Each entry below is to be printed verbatim.

— START Entries provided —

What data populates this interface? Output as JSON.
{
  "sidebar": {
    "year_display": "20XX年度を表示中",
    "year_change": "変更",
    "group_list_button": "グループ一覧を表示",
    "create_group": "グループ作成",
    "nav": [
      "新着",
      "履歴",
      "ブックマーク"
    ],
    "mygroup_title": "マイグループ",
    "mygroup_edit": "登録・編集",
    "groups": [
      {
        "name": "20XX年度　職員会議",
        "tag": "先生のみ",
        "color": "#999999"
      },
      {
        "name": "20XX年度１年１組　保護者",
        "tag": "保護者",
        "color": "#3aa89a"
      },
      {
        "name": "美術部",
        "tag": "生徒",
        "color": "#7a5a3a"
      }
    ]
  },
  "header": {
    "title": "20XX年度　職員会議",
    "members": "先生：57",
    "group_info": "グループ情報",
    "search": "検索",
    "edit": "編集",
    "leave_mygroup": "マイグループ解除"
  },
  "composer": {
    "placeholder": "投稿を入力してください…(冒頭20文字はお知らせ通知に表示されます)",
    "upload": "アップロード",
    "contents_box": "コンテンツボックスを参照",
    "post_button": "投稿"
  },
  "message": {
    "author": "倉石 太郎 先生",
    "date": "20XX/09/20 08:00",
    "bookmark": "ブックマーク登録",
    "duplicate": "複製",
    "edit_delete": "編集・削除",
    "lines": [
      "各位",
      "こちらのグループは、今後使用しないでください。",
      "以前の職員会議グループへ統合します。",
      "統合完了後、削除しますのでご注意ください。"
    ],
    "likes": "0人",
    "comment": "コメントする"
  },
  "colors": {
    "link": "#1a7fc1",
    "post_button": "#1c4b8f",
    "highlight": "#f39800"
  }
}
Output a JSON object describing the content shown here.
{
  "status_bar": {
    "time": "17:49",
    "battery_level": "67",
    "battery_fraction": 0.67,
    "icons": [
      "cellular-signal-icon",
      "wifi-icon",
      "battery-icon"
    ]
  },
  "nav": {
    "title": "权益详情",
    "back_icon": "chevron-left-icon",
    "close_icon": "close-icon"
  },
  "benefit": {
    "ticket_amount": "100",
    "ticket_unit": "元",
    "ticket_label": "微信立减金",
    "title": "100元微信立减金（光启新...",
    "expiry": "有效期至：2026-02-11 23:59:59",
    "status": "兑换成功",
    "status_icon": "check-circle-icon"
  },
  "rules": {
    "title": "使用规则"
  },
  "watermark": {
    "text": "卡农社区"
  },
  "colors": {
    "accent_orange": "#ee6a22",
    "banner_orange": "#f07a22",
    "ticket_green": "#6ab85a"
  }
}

— END Entries provided —

> [Correct result]:
What data populates this interface? Output as JSON.
{
  "sidebar": {
    "year_display": "20XX年度を表示中",
    "year_change": "変更",
    "group_list_button": "グループ一覧を表示",
    "create_group": "グループ作成",
    "nav": [
      "新着",
      "履歴",
      "ブックマーク"
    ],
    "mygroup_title": "マイグループ",
    "mygroup_edit": "登録・編集",
    "groups": [
      {
        "name": "20XX年度　職員会議",
        "tag": "先生のみ",
        "color": "#999999"
      },
      {
        "name": "20XX年度１年１組　保護者",
        "tag": "保護者",
        "color": "#3aa89a"
      },
      {
        "name": "美術部",
        "tag": "生徒",
        "color": "#7a5a3a"
      }
    ]
  },
  "header": {
    "title": "20XX年度　職員会議",
    "members": "先生：57",
    "group_info": "グループ情報",
    "search": "検索",
    "edit": "編集",
    "leave_mygroup": "マイグループ解除"
  },
  "composer": {
    "placeholder": "投稿を入力してください…(冒頭20文字はお知らせ通知に表示されます)",
    "upload": "アップロード",
    "contents_box": "コンテンツボックスを参照",
    "post_button": "投稿"
  },
  "message": {
    "author": "倉石 太郎 先生",
    "date": "20XX/09/20 08:00",
    "bookmark": "ブックマーク登録",
    "duplicate": "複製",
    "edit_delete": "編集・削除",
    "lines": [
      "各位",
      "こちらのグループは、今後使用しないでください。",
      "以前の職員会議グループへ統合します。",
      "統合完了後、削除しますのでご注意ください。"
    ],
    "likes": "0人",
    "comment": "コメントする"
  },
  "colors": {
    "link": "#1a7fc1",
    "post_button": "#1c4b8f",
    "highlight": "#f39800"
  }
}
Output a JSON object describing the content shown here.
{
  "status_bar": {
    "time": "17:49",
    "battery_level": "67",
    "battery_fraction": 0.67,
    "icons": [
      "cellular-signal-icon",
      "wifi-icon",
      "battery-icon"
    ]
  },
  "nav": {
    "title": "权益详情",
    "back_icon": "chevron-left-icon",
    "close_icon": "close-icon"
  },
  "benefit": {
    "ticket_amount": "100",
    "ticket_unit": "元",
    "ticket_label": "微信立减金",
    "title": "100元微信立减金（光启新...",
    "expiry": "有效期至：2026-02-11 23:59:59",
    "status": "兑换成功",
    "status_icon": "check-circle-icon"
  },
  "rules": {
    "title": "使用规则"
  },
  "watermark": {
    "text": "卡农社区"
  },
  "colors": {
    "accent_orange": "#ee6a22",
    "banner_orange": "#f07a22",
    "ticket_green": "#6ab85a"
  }
}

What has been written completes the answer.